::: Data for the task
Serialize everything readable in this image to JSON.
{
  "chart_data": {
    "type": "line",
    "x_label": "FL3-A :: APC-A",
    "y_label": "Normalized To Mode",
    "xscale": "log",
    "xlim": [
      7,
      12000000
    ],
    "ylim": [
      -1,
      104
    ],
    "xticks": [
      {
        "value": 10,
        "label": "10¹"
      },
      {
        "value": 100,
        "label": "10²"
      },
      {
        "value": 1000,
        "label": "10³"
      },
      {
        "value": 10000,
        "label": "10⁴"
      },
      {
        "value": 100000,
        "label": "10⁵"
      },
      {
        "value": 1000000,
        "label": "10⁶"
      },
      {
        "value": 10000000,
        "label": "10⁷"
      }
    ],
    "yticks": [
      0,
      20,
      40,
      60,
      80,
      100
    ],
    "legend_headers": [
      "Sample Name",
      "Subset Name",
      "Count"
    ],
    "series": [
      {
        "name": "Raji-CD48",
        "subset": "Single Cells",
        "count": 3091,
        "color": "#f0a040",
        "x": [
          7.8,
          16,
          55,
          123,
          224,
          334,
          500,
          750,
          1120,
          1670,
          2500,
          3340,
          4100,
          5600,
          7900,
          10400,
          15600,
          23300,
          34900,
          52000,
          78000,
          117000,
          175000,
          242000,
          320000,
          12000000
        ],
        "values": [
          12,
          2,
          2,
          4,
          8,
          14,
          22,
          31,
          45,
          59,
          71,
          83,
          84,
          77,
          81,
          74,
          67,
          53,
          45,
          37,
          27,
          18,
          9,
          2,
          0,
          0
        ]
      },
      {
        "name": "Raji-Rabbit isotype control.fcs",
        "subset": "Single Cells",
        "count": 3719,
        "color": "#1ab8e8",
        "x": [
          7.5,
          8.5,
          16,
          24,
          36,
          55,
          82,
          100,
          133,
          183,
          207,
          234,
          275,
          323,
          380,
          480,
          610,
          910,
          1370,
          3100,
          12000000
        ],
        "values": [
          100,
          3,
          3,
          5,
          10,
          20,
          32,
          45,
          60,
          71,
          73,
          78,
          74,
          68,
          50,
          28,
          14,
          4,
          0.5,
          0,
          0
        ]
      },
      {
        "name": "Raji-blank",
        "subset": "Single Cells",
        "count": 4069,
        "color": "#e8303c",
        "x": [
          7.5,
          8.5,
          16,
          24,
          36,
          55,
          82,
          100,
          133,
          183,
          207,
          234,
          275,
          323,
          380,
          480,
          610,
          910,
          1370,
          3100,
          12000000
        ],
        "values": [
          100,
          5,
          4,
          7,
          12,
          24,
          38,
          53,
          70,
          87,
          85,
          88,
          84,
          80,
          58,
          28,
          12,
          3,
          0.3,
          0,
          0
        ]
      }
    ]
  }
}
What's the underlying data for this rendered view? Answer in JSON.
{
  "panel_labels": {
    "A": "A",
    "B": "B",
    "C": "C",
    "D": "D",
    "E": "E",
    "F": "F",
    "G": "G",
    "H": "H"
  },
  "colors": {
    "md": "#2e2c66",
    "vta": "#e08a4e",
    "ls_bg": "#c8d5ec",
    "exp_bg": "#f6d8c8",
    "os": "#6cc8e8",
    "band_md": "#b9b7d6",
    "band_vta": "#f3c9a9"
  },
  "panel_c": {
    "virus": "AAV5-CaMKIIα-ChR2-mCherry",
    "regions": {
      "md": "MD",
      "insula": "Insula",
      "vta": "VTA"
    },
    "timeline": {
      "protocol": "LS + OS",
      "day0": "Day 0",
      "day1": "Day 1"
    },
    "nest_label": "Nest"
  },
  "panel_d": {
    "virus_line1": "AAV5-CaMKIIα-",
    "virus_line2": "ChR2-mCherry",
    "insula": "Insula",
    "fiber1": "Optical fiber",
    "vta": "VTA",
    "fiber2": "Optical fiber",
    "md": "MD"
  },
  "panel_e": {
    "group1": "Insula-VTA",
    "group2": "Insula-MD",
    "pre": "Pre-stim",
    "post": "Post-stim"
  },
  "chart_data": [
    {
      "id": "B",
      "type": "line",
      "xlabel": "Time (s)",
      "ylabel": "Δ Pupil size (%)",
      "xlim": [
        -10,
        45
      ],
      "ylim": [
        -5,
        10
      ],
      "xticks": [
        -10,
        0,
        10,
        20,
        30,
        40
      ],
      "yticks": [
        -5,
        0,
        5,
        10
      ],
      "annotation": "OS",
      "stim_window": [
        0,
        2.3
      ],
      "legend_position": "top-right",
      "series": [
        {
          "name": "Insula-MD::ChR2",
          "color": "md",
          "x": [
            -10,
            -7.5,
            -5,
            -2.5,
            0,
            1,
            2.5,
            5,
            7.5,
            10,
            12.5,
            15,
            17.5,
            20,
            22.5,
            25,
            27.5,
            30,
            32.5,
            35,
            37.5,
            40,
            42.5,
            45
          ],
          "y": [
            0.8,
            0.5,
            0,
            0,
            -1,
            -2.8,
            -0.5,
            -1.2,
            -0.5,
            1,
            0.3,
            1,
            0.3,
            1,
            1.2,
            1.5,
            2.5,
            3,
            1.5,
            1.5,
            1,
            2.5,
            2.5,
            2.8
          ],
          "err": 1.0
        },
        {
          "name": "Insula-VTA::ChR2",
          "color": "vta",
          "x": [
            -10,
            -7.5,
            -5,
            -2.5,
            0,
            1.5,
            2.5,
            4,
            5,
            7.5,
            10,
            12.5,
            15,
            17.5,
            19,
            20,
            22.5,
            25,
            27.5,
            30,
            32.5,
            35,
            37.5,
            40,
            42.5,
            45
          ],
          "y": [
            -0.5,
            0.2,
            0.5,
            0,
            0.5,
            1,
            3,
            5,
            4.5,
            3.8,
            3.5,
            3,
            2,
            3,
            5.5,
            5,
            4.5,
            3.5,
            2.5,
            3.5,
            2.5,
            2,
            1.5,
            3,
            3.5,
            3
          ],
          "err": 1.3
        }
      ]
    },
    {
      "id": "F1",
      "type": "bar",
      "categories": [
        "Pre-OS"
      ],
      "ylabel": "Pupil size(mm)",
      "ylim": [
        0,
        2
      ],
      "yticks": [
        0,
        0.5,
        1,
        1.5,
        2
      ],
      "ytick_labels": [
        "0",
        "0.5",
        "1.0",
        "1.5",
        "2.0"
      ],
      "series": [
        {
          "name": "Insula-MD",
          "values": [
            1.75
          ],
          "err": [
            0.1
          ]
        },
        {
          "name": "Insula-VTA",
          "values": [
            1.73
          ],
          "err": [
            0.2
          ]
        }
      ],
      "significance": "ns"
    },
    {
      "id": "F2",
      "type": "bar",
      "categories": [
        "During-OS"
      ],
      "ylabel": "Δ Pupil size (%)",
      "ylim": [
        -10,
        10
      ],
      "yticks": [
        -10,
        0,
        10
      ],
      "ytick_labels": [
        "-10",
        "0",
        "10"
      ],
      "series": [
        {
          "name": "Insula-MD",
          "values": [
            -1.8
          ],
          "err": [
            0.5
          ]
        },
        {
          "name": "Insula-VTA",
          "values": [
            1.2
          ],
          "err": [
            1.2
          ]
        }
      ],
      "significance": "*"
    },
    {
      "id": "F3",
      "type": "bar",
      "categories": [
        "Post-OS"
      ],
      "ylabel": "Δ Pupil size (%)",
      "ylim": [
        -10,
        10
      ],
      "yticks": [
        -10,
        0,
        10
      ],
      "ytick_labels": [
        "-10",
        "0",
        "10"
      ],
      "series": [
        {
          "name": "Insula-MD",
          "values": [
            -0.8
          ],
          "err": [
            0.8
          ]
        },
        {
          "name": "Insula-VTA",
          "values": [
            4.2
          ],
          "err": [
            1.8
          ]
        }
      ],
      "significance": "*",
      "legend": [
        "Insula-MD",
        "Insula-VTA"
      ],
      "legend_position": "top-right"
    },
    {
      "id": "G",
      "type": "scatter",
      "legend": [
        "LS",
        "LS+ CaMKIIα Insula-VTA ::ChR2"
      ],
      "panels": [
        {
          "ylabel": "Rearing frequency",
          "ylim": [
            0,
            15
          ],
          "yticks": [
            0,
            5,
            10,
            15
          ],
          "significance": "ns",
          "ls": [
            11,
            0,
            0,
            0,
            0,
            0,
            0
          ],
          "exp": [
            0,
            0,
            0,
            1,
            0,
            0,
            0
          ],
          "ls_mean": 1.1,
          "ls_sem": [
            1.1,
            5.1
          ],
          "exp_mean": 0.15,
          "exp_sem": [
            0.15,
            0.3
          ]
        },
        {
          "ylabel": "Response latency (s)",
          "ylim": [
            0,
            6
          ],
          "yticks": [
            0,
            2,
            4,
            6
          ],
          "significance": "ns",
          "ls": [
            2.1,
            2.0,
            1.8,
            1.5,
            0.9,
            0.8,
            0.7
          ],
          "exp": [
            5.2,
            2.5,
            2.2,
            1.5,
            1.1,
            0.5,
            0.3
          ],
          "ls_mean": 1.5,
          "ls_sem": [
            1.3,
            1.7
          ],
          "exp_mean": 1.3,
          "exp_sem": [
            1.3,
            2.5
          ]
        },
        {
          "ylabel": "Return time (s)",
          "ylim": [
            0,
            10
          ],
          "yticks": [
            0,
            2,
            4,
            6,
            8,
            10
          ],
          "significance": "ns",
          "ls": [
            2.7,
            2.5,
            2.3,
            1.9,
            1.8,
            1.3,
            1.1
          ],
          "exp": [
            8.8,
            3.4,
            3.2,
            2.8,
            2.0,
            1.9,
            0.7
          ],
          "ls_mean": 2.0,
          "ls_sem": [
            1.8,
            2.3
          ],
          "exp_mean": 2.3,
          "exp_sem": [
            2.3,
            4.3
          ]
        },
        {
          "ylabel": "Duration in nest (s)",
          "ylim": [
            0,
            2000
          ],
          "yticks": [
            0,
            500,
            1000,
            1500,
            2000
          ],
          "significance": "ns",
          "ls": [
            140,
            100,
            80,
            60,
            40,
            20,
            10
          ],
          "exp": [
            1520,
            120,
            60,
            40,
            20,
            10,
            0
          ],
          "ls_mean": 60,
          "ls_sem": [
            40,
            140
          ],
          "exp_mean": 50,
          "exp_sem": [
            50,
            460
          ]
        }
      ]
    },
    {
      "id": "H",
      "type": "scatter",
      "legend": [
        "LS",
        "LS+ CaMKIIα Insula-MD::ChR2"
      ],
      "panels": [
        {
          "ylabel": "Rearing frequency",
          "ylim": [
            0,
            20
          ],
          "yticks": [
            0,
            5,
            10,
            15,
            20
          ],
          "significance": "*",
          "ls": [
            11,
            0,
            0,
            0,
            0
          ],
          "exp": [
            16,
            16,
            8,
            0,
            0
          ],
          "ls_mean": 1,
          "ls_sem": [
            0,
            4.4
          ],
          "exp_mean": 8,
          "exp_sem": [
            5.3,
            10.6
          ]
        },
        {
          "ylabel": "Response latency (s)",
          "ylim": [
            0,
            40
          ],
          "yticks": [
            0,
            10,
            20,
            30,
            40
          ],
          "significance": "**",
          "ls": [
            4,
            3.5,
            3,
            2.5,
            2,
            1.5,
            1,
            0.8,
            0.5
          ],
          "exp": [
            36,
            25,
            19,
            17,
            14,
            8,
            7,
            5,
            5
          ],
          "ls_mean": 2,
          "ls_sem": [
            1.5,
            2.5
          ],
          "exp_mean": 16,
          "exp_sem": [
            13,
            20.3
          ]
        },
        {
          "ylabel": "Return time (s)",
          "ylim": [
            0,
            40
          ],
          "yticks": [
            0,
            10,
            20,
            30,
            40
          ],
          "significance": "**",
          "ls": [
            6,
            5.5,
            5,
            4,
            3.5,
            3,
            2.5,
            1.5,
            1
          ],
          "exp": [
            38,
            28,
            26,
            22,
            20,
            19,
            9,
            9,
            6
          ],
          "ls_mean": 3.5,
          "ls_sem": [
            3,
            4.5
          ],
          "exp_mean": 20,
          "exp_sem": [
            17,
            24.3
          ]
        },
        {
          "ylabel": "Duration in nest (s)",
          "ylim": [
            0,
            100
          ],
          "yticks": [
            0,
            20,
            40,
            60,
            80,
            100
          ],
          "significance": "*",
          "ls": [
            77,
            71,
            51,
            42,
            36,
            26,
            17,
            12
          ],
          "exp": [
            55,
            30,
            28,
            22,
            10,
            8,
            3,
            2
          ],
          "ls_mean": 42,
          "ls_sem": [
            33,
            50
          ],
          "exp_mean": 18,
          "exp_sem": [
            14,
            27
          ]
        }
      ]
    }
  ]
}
::::::
■ What you are asked to do: The expected result is every line from the material above that includes "Optical".

■ Result:
    "fiber1": "Optical fiber",
    "fiber2": "Optical fiber",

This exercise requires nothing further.